Set task: Could you give the data below again, exactly and completely?

╭──

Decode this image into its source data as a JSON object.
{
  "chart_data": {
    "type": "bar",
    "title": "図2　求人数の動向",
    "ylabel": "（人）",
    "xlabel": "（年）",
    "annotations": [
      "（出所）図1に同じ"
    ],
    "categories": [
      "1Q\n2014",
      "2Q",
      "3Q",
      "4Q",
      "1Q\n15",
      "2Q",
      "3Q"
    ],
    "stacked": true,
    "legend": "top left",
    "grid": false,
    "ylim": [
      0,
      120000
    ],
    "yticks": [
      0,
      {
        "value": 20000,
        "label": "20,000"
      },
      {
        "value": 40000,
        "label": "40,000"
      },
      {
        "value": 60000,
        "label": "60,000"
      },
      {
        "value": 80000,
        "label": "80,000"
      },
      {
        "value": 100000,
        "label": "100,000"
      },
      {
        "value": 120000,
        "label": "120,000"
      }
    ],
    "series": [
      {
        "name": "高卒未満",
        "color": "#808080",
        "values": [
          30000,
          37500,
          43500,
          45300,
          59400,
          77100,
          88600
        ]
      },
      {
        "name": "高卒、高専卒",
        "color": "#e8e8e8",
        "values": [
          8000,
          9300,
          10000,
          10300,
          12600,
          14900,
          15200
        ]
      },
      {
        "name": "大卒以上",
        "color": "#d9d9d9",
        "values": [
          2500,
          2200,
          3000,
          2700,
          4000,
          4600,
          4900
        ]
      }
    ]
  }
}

╰──

Task solution:
Decode this image into its source data as a JSON object.
{
  "chart_data": {
    "type": "bar",
    "title": "図2　求人数の動向",
    "ylabel": "（人）",
    "xlabel": "（年）",
    "annotations": [
      "（出所）図1に同じ"
    ],
    "categories": [
      "1Q\n2014",
      "2Q",
      "3Q",
      "4Q",
      "1Q\n15",
      "2Q",
      "3Q"
    ],
    "stacked": true,
    "legend": "top left",
    "grid": false,
    "ylim": [
      0,
      120000
    ],
    "yticks": [
      0,
      {
        "value": 20000,
        "label": "20,000"
      },
      {
        "value": 40000,
        "label": "40,000"
      },
      {
        "value": 60000,
        "label": "60,000"
      },
      {
        "value": 80000,
        "label": "80,000"
      },
      {
        "value": 100000,
        "label": "100,000"
      },
      {
        "value": 120000,
        "label": "120,000"
      }
    ],
    "series": [
      {
        "name": "高卒未満",
        "color": "#808080",
        "values": [
          30000,
          37500,
          43500,
          45300,
          59400,
          77100,
          88600
        ]
      },
      {
        "name": "高卒、高専卒",
        "color": "#e8e8e8",
        "values": [
          8000,
          9300,
          10000,
          10300,
          12600,
          14900,
          15200
        ]
      },
      {
        "name": "大卒以上",
        "color": "#d9d9d9",
        "values": [
          2500,
          2200,
          3000,
          2700,
          4000,
          4600,
          4900
        ]
      }
    ]
  }
}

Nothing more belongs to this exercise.